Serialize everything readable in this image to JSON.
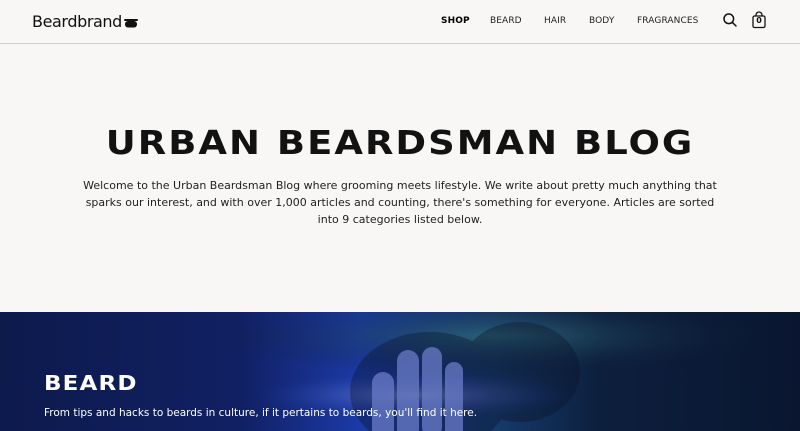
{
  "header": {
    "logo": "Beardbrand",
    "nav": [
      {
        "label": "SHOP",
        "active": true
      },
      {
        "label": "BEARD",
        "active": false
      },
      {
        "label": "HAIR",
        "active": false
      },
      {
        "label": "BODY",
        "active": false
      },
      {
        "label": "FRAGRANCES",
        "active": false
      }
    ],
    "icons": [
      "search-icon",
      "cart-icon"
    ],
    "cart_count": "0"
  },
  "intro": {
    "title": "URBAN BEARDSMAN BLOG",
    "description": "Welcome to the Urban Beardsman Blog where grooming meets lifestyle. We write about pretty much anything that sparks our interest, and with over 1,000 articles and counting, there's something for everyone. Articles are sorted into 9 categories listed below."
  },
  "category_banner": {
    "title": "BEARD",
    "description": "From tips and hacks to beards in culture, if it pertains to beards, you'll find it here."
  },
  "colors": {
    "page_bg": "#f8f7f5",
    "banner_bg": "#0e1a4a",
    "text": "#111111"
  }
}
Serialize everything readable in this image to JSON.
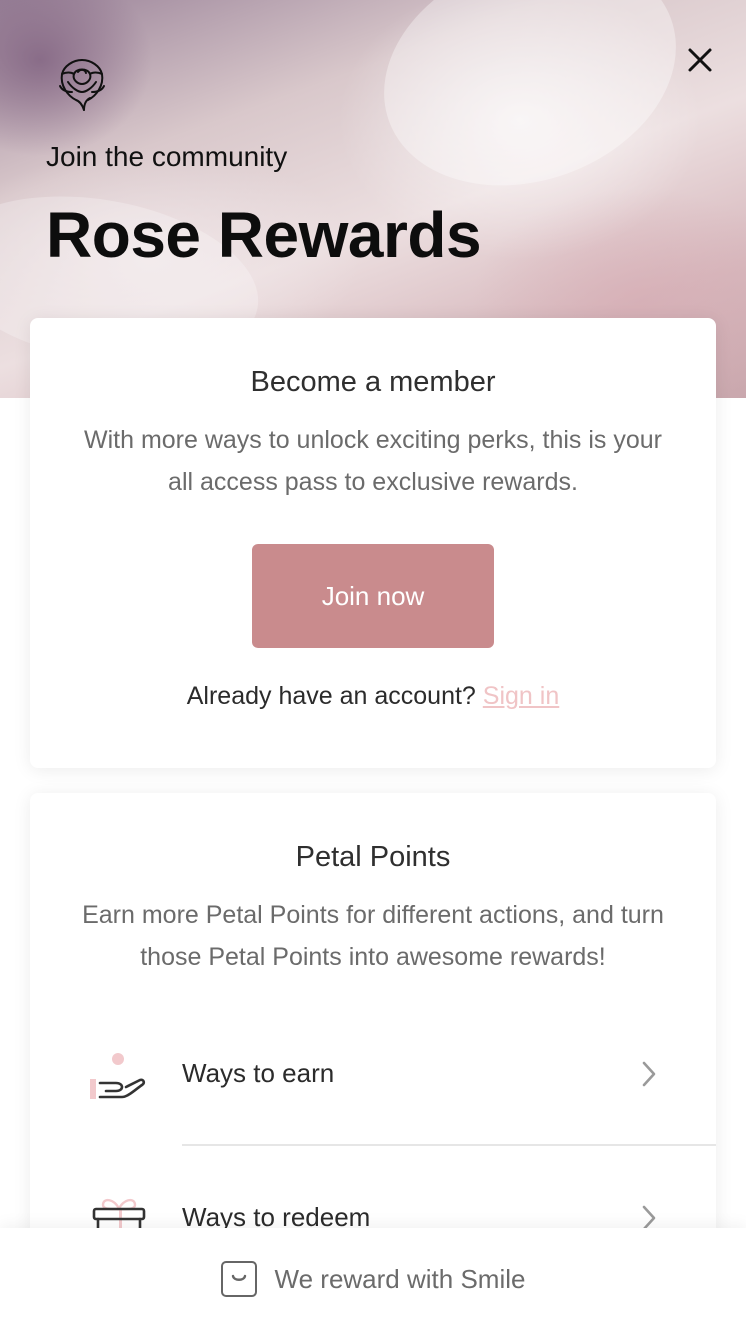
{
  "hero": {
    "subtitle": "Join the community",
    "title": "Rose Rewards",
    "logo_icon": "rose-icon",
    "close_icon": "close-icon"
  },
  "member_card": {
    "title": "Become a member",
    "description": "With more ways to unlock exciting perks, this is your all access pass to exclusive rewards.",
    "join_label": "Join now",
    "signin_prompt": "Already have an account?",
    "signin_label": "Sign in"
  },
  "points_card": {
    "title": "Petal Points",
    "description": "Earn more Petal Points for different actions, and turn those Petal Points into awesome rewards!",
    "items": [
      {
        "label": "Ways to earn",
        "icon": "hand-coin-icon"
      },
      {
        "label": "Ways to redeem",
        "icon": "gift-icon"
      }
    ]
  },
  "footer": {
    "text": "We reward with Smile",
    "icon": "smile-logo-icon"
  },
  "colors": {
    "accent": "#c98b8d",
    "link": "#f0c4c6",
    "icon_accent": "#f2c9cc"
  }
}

* * * * * * * * *

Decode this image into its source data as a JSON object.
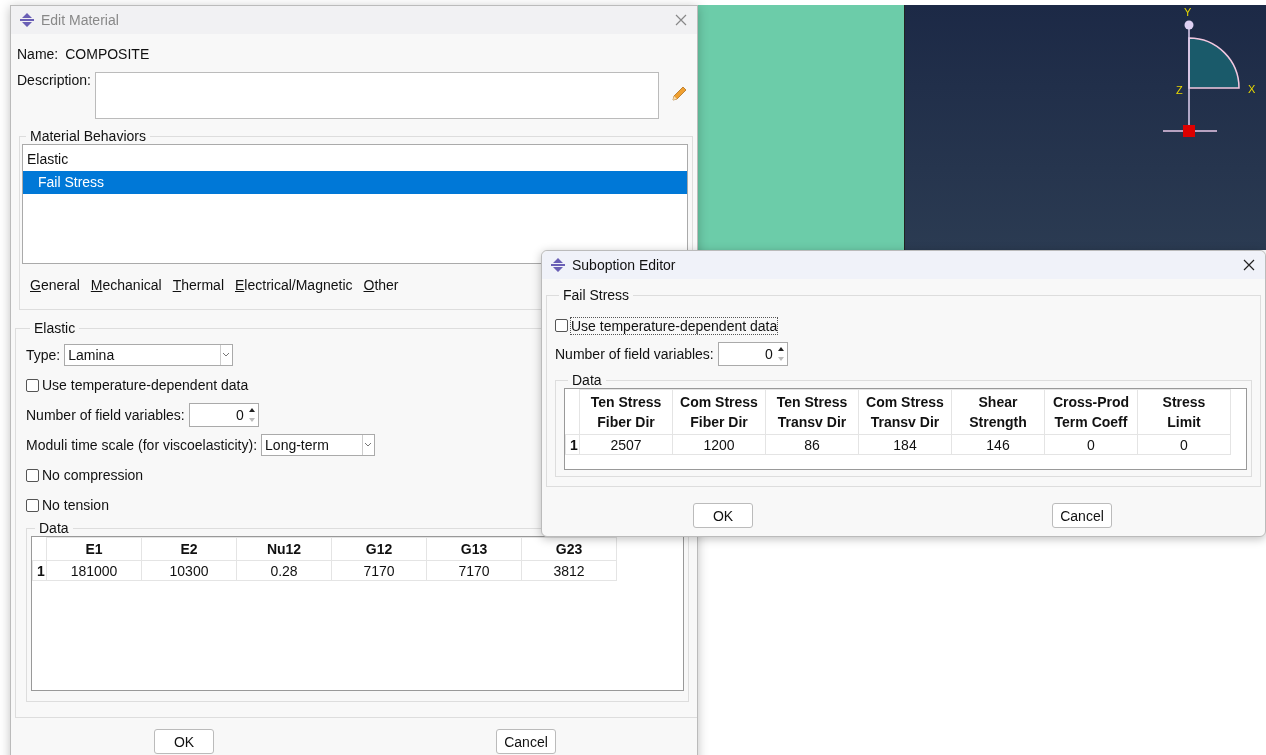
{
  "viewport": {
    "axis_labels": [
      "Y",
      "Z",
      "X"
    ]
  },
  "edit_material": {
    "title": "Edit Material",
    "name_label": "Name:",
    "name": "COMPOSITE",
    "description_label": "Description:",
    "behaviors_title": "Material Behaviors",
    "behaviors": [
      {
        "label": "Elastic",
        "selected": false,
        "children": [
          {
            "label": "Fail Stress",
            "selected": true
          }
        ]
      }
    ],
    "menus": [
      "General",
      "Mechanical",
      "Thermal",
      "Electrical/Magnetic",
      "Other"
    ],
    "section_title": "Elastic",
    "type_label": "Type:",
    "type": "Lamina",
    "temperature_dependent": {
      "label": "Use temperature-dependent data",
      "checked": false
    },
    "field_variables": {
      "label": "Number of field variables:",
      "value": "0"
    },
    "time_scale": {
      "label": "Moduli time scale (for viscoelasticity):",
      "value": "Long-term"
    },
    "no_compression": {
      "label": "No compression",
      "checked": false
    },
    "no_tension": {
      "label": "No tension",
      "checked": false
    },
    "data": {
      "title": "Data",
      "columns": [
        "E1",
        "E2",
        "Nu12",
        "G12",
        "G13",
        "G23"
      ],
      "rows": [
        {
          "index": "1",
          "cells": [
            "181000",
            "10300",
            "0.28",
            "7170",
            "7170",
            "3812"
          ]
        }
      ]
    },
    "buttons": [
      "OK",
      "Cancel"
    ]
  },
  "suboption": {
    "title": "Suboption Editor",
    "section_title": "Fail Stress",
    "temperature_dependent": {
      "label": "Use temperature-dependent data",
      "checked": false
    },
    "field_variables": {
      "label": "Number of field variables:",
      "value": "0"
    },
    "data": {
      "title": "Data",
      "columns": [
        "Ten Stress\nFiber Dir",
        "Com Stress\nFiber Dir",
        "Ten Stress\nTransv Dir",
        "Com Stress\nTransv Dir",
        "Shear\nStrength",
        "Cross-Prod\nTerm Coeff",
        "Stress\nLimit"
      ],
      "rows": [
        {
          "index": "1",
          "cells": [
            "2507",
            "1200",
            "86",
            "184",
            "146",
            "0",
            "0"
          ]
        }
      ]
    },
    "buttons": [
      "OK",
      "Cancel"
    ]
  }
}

* * * * * * * * *

Task objective: Say only how many lines in the records carry the word "more".

Answer for the task: 2